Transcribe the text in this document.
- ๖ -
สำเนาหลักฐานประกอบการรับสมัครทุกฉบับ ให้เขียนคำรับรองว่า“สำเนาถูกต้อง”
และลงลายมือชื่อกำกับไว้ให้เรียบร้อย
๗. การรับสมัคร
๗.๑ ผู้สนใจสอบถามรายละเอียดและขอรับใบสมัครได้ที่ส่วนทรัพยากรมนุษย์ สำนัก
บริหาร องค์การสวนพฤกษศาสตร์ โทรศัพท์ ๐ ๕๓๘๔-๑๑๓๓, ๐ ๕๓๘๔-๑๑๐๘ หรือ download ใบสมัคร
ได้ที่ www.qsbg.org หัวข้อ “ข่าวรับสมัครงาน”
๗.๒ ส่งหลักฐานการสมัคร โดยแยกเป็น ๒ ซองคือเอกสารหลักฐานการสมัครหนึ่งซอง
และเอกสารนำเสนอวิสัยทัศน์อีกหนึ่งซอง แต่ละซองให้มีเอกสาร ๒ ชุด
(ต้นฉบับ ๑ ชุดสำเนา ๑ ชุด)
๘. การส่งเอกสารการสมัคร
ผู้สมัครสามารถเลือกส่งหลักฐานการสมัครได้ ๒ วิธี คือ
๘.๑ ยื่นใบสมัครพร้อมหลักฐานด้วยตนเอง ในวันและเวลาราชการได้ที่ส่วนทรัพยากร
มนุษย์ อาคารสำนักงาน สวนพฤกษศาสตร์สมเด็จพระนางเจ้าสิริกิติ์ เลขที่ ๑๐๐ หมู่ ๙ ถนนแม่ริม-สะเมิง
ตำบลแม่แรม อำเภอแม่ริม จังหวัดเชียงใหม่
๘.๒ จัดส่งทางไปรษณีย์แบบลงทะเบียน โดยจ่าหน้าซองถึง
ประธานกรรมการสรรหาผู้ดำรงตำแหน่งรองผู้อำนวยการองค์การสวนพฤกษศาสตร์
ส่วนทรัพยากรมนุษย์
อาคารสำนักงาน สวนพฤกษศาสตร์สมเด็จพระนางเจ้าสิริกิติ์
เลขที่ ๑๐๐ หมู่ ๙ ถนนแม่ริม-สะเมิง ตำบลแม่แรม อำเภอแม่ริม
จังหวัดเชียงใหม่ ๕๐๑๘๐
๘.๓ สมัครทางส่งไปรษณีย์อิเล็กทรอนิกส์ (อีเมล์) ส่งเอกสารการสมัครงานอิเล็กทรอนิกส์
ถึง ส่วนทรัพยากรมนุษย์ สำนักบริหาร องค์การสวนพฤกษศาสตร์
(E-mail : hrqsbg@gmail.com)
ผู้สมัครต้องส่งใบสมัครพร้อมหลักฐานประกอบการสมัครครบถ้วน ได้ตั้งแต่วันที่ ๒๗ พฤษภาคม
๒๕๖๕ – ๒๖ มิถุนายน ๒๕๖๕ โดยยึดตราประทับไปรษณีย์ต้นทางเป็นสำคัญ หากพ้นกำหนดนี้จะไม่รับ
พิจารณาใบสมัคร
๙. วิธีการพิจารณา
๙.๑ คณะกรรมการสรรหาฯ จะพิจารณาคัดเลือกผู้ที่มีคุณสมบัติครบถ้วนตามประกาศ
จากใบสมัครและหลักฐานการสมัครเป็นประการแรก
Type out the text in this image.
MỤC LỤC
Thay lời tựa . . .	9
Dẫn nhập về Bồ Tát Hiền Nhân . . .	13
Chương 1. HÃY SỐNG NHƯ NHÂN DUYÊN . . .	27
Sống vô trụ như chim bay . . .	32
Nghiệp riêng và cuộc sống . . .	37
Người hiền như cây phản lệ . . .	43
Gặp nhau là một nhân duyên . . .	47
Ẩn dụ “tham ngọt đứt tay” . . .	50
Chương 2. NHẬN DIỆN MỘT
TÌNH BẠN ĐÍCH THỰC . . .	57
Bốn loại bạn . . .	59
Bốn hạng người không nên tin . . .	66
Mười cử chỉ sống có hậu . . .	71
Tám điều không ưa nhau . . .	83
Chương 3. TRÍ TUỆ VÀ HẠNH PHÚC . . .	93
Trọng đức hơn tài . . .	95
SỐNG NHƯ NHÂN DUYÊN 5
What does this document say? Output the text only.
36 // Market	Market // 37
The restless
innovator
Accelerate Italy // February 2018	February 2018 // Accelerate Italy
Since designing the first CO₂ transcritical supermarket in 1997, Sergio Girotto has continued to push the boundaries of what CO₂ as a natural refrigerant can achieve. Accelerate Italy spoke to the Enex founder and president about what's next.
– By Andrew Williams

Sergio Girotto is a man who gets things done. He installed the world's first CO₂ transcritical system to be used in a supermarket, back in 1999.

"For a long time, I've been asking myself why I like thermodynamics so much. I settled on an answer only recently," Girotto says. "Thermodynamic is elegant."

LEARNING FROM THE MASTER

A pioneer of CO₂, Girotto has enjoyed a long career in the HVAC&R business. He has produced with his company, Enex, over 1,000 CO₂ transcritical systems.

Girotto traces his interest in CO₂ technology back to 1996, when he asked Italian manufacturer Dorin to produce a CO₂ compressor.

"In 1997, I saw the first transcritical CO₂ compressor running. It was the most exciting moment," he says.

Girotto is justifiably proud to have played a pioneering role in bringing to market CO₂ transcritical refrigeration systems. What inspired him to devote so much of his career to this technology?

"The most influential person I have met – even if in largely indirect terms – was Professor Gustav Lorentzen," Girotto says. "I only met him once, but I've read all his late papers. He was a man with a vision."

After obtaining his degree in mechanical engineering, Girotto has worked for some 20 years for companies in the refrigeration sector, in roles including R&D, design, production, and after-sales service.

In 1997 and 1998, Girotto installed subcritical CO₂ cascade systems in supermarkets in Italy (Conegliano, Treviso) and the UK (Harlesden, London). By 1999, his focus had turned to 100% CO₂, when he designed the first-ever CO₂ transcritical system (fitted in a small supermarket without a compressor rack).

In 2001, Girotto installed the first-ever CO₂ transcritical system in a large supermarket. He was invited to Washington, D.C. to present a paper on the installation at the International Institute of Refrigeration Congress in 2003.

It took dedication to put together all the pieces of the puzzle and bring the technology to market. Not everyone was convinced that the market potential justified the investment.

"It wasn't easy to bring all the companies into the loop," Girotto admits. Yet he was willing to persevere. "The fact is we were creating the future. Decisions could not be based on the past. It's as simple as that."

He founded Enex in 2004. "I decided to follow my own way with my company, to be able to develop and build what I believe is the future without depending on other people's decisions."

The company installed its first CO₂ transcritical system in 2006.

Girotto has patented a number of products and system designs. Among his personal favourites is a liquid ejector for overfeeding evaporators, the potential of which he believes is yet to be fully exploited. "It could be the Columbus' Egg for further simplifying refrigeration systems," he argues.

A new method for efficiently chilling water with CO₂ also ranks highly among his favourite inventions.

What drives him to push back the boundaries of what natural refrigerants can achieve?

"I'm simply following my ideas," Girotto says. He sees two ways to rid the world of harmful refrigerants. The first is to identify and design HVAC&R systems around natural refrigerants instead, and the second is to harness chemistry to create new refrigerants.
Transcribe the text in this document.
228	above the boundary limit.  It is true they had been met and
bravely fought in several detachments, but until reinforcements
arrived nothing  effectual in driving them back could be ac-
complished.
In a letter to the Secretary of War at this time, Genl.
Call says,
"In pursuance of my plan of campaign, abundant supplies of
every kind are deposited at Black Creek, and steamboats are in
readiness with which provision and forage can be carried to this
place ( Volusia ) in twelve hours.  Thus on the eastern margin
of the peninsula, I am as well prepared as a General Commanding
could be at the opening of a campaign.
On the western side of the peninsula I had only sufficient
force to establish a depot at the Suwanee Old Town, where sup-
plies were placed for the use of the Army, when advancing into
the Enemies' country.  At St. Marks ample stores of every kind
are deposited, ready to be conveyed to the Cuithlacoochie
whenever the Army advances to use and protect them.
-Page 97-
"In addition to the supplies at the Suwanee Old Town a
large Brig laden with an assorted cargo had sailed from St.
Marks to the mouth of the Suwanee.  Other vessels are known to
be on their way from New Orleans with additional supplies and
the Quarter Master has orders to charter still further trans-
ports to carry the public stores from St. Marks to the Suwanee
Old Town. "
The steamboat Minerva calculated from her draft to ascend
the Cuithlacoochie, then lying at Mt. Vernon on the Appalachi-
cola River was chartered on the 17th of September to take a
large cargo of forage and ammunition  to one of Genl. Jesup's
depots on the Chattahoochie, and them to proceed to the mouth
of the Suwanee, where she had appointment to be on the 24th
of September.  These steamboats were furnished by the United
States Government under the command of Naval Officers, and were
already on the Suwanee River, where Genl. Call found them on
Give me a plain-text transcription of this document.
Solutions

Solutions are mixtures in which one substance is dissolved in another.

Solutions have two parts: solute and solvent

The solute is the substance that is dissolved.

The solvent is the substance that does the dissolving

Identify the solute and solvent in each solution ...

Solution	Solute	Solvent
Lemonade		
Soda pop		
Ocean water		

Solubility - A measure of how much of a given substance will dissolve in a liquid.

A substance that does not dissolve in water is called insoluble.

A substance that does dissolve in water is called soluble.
==========
Required work: In the listing, find every line containing the word "Genl" and list it.

Exercise result:
In a letter to the Secretary of War at this time, Genl.
large cargo of forage and ammunition  to one of Genl. Jesup's
already on the Suwanee River, where Genl. Call found them on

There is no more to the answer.